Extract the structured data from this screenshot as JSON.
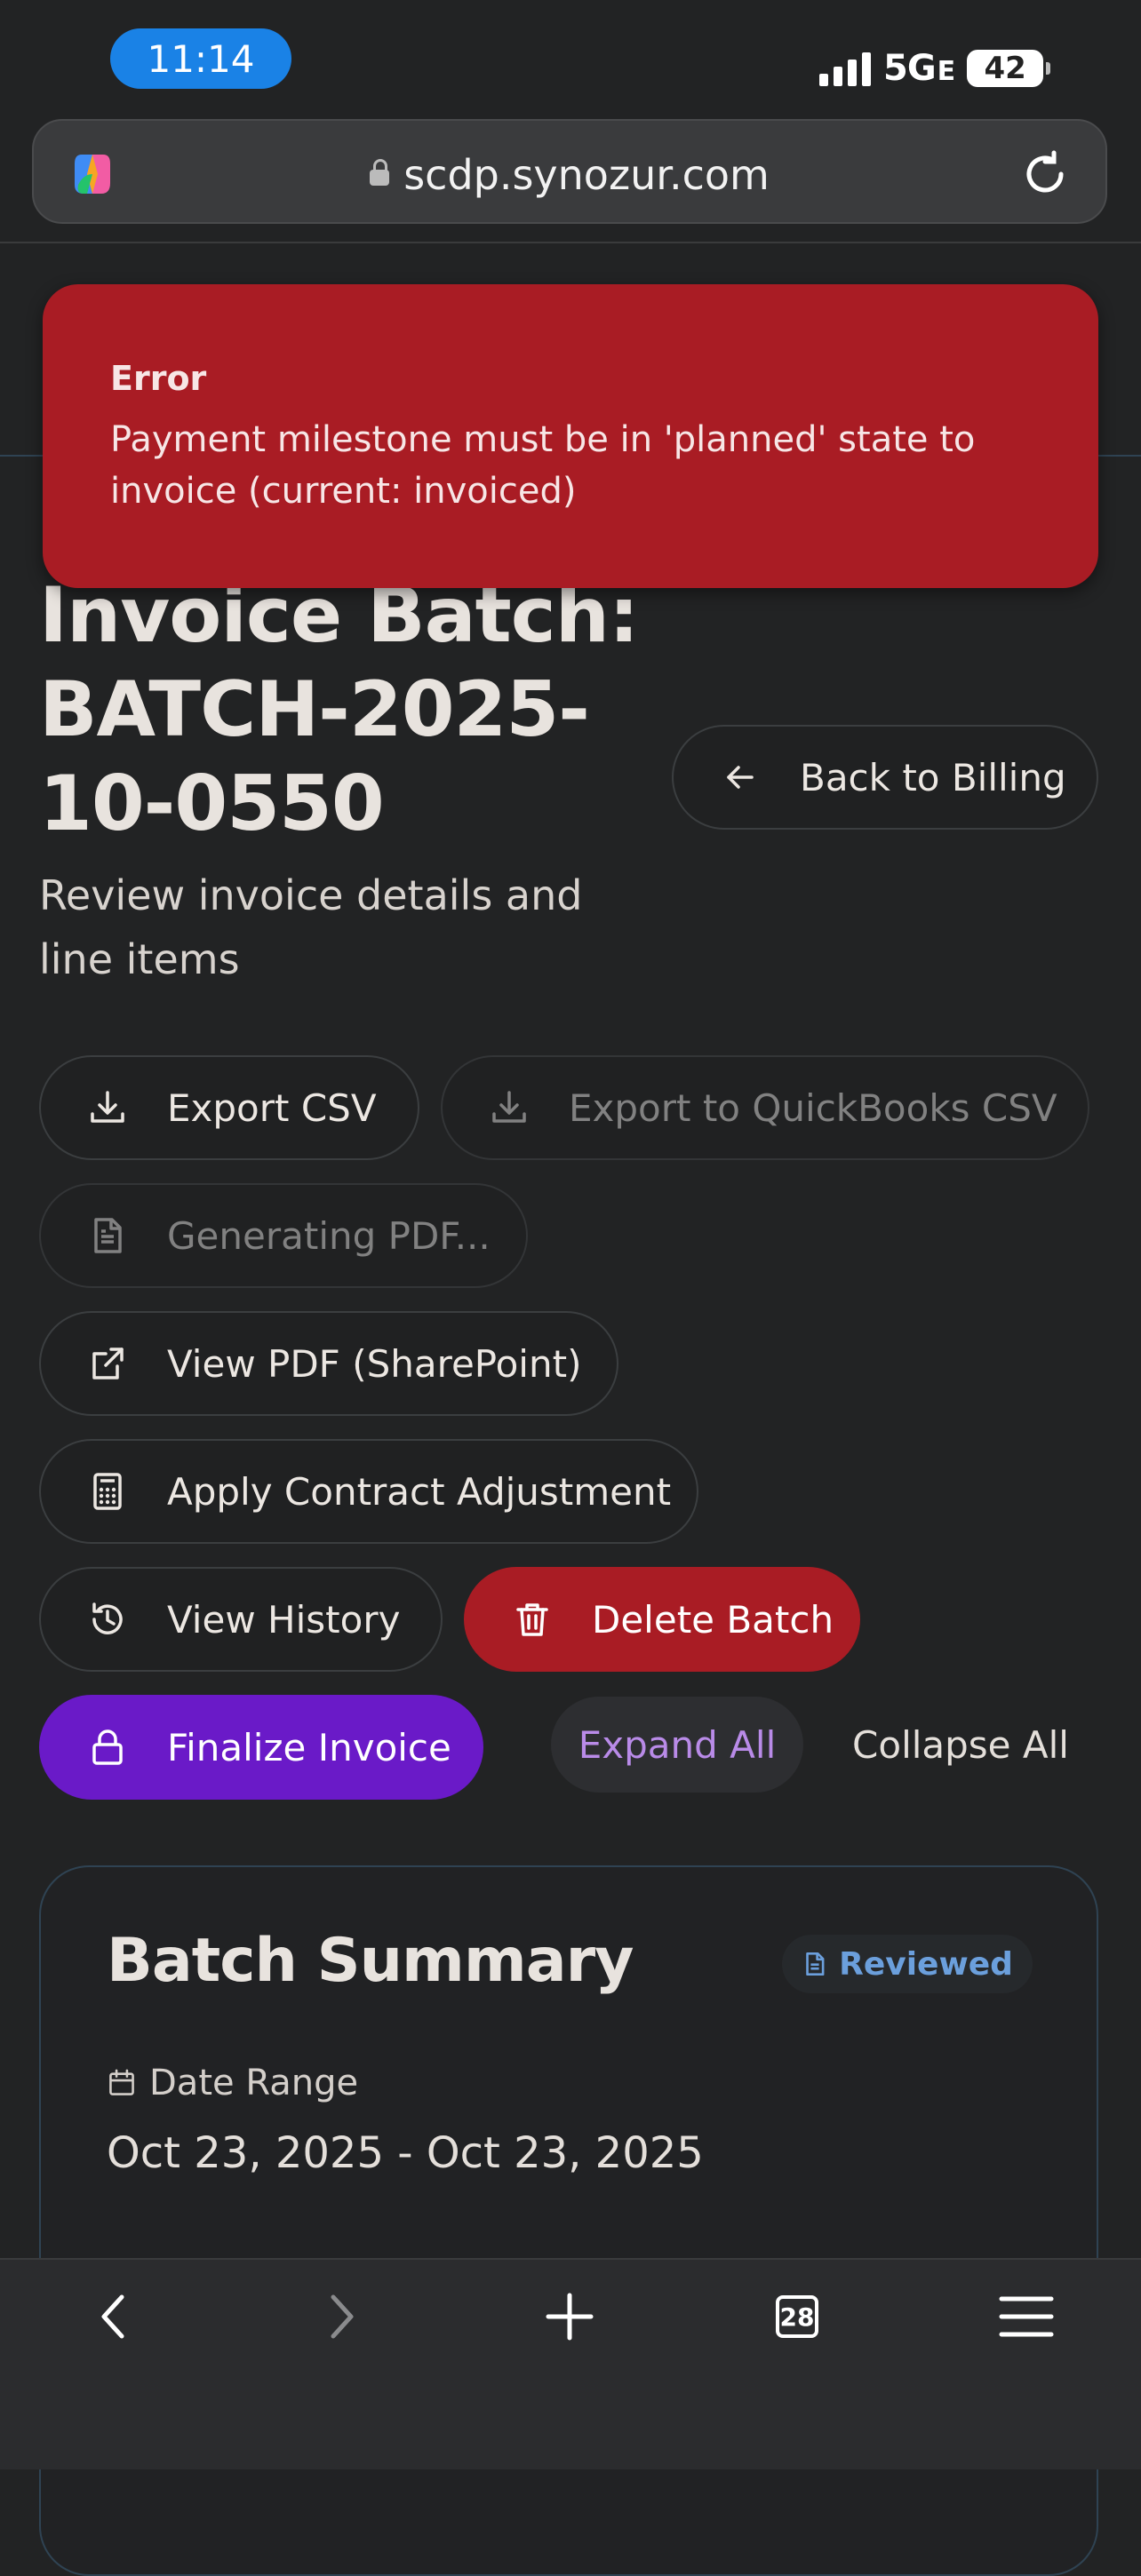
{
  "status_bar": {
    "time": "11:14",
    "network": "5G",
    "network_suffix": "E",
    "battery": "42"
  },
  "browser": {
    "url": "scdp.synozur.com",
    "tab_count": "28"
  },
  "toast": {
    "title": "Error",
    "message": "Payment milestone must be in 'planned' state to invoice (current: invoiced)"
  },
  "page": {
    "title": "Invoice Batch: BATCH-2025-10-0550",
    "subtitle": "Review invoice details and line items",
    "back_label": "Back to Billing"
  },
  "actions": {
    "export_csv": "Export CSV",
    "export_quickbooks": "Export to QuickBooks CSV",
    "generating_pdf": "Generating PDF...",
    "view_pdf": "View PDF (SharePoint)",
    "apply_adjustment": "Apply Contract Adjustment",
    "view_history": "View History",
    "delete_batch": "Delete Batch",
    "finalize_invoice": "Finalize Invoice",
    "expand_all": "Expand All",
    "collapse_all": "Collapse All"
  },
  "summary": {
    "title": "Batch Summary",
    "status": "Reviewed",
    "date_range_label": "Date Range",
    "date_range_value": "Oct 23, 2025 - Oct 23, 2025"
  },
  "colors": {
    "background": "#222324",
    "error": "#a91c24",
    "primary": "#6a1ac8",
    "link_purple": "#b98be8",
    "status_blue": "#6b9fdc"
  }
}
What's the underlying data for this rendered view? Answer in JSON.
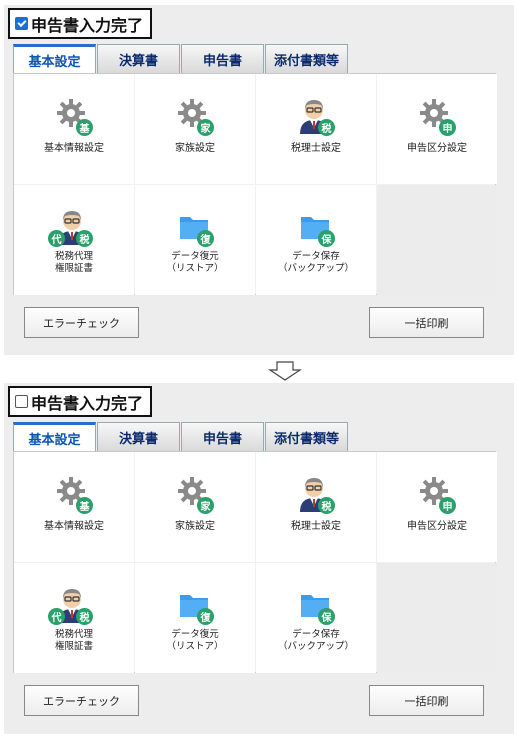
{
  "panels": [
    {
      "complete_label": "申告書入力完了",
      "checked": true,
      "tabs": [
        "基本設定",
        "決算書",
        "申告書",
        "添付書類等"
      ],
      "tiles": [
        {
          "label": "基本情報設定",
          "icon": "gear-icon",
          "badge": "基"
        },
        {
          "label": "家族設定",
          "icon": "gear-icon",
          "badge": "家"
        },
        {
          "label": "税理士設定",
          "icon": "person-icon",
          "badge": "税"
        },
        {
          "label": "申告区分設定",
          "icon": "gear-icon",
          "badge": "申"
        },
        {
          "label_line1": "税務代理",
          "label_line2": "権限証書",
          "icon": "person-icon",
          "badge_left": "代",
          "badge": "税"
        },
        {
          "label_line1": "データ復元",
          "label_line2": "（リストア）",
          "icon": "folder-icon",
          "badge": "復"
        },
        {
          "label_line1": "データ保存",
          "label_line2": "（バックアップ）",
          "icon": "folder-icon",
          "badge": "保"
        }
      ],
      "error_check_label": "エラーチェック",
      "bulk_print_label": "一括印刷"
    },
    {
      "complete_label": "申告書入力完了",
      "checked": false,
      "tabs": [
        "基本設定",
        "決算書",
        "申告書",
        "添付書類等"
      ],
      "tiles": [
        {
          "label": "基本情報設定",
          "icon": "gear-icon",
          "badge": "基"
        },
        {
          "label": "家族設定",
          "icon": "gear-icon",
          "badge": "家"
        },
        {
          "label": "税理士設定",
          "icon": "person-icon",
          "badge": "税"
        },
        {
          "label": "申告区分設定",
          "icon": "gear-icon",
          "badge": "申"
        },
        {
          "label_line1": "税務代理",
          "label_line2": "権限証書",
          "icon": "person-icon",
          "badge_left": "代",
          "badge": "税"
        },
        {
          "label_line1": "データ復元",
          "label_line2": "（リストア）",
          "icon": "folder-icon",
          "badge": "復"
        },
        {
          "label_line1": "データ保存",
          "label_line2": "（バックアップ）",
          "icon": "folder-icon",
          "badge": "保"
        }
      ],
      "error_check_label": "エラーチェック",
      "bulk_print_label": "一括印刷"
    }
  ],
  "colors": {
    "accent": "#2a6cc7",
    "tab_text": "#0b2a6e",
    "badge": "#2aa06a",
    "folder": "#3d9be9",
    "gear": "#8a8a8a"
  }
}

####

Instructions to follow: Reproduce the records, all of them, word for word; omit the pictures.

Exercise answer:
Extract the structured data from this screenshot as JSON.
{
  "status_bar": {
    "time": "11:14",
    "network": "5G",
    "network_suffix": "E",
    "battery": "42"
  },
  "browser": {
    "url": "scdp.synozur.com",
    "tab_count": "28"
  },
  "toast": {
    "title": "Error",
    "message": "Payment milestone must be in 'planned' state to invoice (current: invoiced)"
  },
  "page": {
    "title": "Invoice Batch: BATCH-2025-10-0550",
    "subtitle": "Review invoice details and line items",
    "back_label": "Back to Billing"
  },
  "actions": {
    "export_csv": "Export CSV",
    "export_quickbooks": "Export to QuickBooks CSV",
    "generating_pdf": "Generating PDF...",
    "view_pdf": "View PDF (SharePoint)",
    "apply_adjustment": "Apply Contract Adjustment",
    "view_history": "View History",
    "delete_batch": "Delete Batch",
    "finalize_invoice": "Finalize Invoice",
    "expand_all": "Expand All",
    "collapse_all": "Collapse All"
  },
  "summary": {
    "title": "Batch Summary",
    "status": "Reviewed",
    "date_range_label": "Date Range",
    "date_range_value": "Oct 23, 2025 - Oct 23, 2025"
  },
  "colors": {
    "background": "#222324",
    "error": "#a91c24",
    "primary": "#6a1ac8",
    "link_purple": "#b98be8",
    "status_blue": "#6b9fdc"
  }
}
What's the underlying data for this rendered view? Answer in JSON.
{
  "panels": [
    {
      "complete_label": "申告書入力完了",
      "checked": true,
      "tabs": [
        "基本設定",
        "決算書",
        "申告書",
        "添付書類等"
      ],
      "tiles": [
        {
          "label": "基本情報設定",
          "icon": "gear-icon",
          "badge": "基"
        },
        {
          "label": "家族設定",
          "icon": "gear-icon",
          "badge": "家"
        },
        {
          "label": "税理士設定",
          "icon": "person-icon",
          "badge": "税"
        },
        {
          "label": "申告区分設定",
          "icon": "gear-icon",
          "badge": "申"
        },
        {
          "label_line1": "税務代理",
          "label_line2": "権限証書",
          "icon": "person-icon",
          "badge_left": "代",
          "badge": "税"
        },
        {
          "label_line1": "データ復元",
          "label_line2": "（リストア）",
          "icon": "folder-icon",
          "badge": "復"
        },
        {
          "label_line1": "データ保存",
          "label_line2": "（バックアップ）",
          "icon": "folder-icon",
          "badge": "保"
        }
      ],
      "error_check_label": "エラーチェック",
      "bulk_print_label": "一括印刷"
    },
    {
      "complete_label": "申告書入力完了",
      "checked": false,
      "tabs": [
        "基本設定",
        "決算書",
        "申告書",
        "添付書類等"
      ],
      "tiles": [
        {
          "label": "基本情報設定",
          "icon": "gear-icon",
          "badge": "基"
        },
        {
          "label": "家族設定",
          "icon": "gear-icon",
          "badge": "家"
        },
        {
          "label": "税理士設定",
          "icon": "person-icon",
          "badge": "税"
        },
        {
          "label": "申告区分設定",
          "icon": "gear-icon",
          "badge": "申"
        },
        {
          "label_line1": "税務代理",
          "label_line2": "権限証書",
          "icon": "person-icon",
          "badge_left": "代",
          "badge": "税"
        },
        {
          "label_line1": "データ復元",
          "label_line2": "（リストア）",
          "icon": "folder-icon",
          "badge": "復"
        },
        {
          "label_line1": "データ保存",
          "label_line2": "（バックアップ）",
          "icon": "folder-icon",
          "badge": "保"
        }
      ],
      "error_check_label": "エラーチェック",
      "bulk_print_label": "一括印刷"
    }
  ],
  "colors": {
    "accent": "#2a6cc7",
    "tab_text": "#0b2a6e",
    "badge": "#2aa06a",
    "folder": "#3d9be9",
    "gear": "#8a8a8a"
  }
}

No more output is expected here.